**TASK**
Copy the listing below line for line, with every character unchanged.

**DATASET RECORDS**
_ _ _ _ _ _ _

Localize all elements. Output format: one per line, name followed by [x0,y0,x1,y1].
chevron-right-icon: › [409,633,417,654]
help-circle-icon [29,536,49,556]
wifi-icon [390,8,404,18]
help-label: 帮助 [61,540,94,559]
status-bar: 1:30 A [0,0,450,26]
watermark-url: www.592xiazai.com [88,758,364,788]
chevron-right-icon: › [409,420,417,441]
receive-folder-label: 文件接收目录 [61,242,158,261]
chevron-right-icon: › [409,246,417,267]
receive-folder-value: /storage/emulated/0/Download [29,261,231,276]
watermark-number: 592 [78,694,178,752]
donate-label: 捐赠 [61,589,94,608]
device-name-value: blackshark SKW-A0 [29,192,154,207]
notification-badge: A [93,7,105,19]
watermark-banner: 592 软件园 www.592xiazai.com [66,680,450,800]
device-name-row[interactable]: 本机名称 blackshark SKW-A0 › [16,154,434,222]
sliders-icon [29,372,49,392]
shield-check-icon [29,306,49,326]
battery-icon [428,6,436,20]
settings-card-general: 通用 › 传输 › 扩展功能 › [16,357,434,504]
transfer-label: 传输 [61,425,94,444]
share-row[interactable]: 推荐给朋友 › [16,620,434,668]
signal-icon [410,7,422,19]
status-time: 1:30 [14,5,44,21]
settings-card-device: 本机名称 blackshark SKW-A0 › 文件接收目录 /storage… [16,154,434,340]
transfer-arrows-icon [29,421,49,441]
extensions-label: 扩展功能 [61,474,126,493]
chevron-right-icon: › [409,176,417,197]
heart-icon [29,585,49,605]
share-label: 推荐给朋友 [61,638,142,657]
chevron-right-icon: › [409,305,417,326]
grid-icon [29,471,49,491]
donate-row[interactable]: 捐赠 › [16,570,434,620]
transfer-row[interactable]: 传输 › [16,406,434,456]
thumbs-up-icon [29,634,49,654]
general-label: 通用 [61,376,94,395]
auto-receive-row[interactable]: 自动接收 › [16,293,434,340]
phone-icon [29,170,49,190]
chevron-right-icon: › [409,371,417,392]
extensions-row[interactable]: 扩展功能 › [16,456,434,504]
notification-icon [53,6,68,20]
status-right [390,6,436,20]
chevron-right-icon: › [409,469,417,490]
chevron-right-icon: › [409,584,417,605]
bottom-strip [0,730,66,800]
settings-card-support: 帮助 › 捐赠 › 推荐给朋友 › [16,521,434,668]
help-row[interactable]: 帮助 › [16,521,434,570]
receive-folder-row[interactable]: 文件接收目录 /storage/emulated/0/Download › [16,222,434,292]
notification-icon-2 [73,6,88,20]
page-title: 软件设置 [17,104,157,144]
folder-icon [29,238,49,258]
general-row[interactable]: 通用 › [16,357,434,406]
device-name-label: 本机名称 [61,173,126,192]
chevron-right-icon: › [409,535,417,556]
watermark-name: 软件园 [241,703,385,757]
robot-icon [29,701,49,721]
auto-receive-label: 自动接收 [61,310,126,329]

_ _ _ _ _ _ _

**TASK OUTPUT**
Localize all elements. Output format: one per line, name followed by [x0,y0,x1,y1].
chevron-right-icon: › [409,633,417,654]
help-circle-icon [29,536,49,556]
wifi-icon [390,8,404,18]
help-label: 帮助 [61,540,94,559]
status-bar: 1:30 A [0,0,450,26]
watermark-url: www.592xiazai.com [88,758,364,788]
chevron-right-icon: › [409,420,417,441]
receive-folder-label: 文件接收目录 [61,242,158,261]
chevron-right-icon: › [409,246,417,267]
receive-folder-value: /storage/emulated/0/Download [29,261,231,276]
watermark-number: 592 [78,694,178,752]
donate-label: 捐赠 [61,589,94,608]
device-name-value: blackshark SKW-A0 [29,192,154,207]
notification-badge: A [93,7,105,19]
watermark-banner: 592 软件园 www.592xiazai.com [66,680,450,800]
device-name-row[interactable]: 本机名称 blackshark SKW-A0 › [16,154,434,222]
sliders-icon [29,372,49,392]
shield-check-icon [29,306,49,326]
battery-icon [428,6,436,20]
settings-card-general: 通用 › 传输 › 扩展功能 › [16,357,434,504]
transfer-label: 传输 [61,425,94,444]
share-row[interactable]: 推荐给朋友 › [16,620,434,668]
signal-icon [410,7,422,19]
status-time: 1:30 [14,5,44,21]
settings-card-device: 本机名称 blackshark SKW-A0 › 文件接收目录 /storage… [16,154,434,340]
transfer-arrows-icon [29,421,49,441]
extensions-label: 扩展功能 [61,474,126,493]
chevron-right-icon: › [409,176,417,197]
heart-icon [29,585,49,605]
share-label: 推荐给朋友 [61,638,142,657]
chevron-right-icon: › [409,305,417,326]
grid-icon [29,471,49,491]
donate-row[interactable]: 捐赠 › [16,570,434,620]
transfer-row[interactable]: 传输 › [16,406,434,456]
thumbs-up-icon [29,634,49,654]
general-label: 通用 [61,376,94,395]
auto-receive-row[interactable]: 自动接收 › [16,293,434,340]
phone-icon [29,170,49,190]
chevron-right-icon: › [409,371,417,392]
extensions-row[interactable]: 扩展功能 › [16,456,434,504]
notification-icon [53,6,68,20]
status-right [390,6,436,20]
chevron-right-icon: › [409,469,417,490]
chevron-right-icon: › [409,584,417,605]
bottom-strip [0,730,66,800]
settings-card-support: 帮助 › 捐赠 › 推荐给朋友 › [16,521,434,668]
help-row[interactable]: 帮助 › [16,521,434,570]
receive-folder-row[interactable]: 文件接收目录 /storage/emulated/0/Download › [16,222,434,292]
notification-icon-2 [73,6,88,20]
page-title: 软件设置 [17,104,157,144]
folder-icon [29,238,49,258]
general-row[interactable]: 通用 › [16,357,434,406]
device-name-label: 本机名称 [61,173,126,192]
chevron-right-icon: › [409,535,417,556]
watermark-name: 软件园 [241,703,385,757]
robot-icon [29,701,49,721]
auto-receive-label: 自动接收 [61,310,126,329]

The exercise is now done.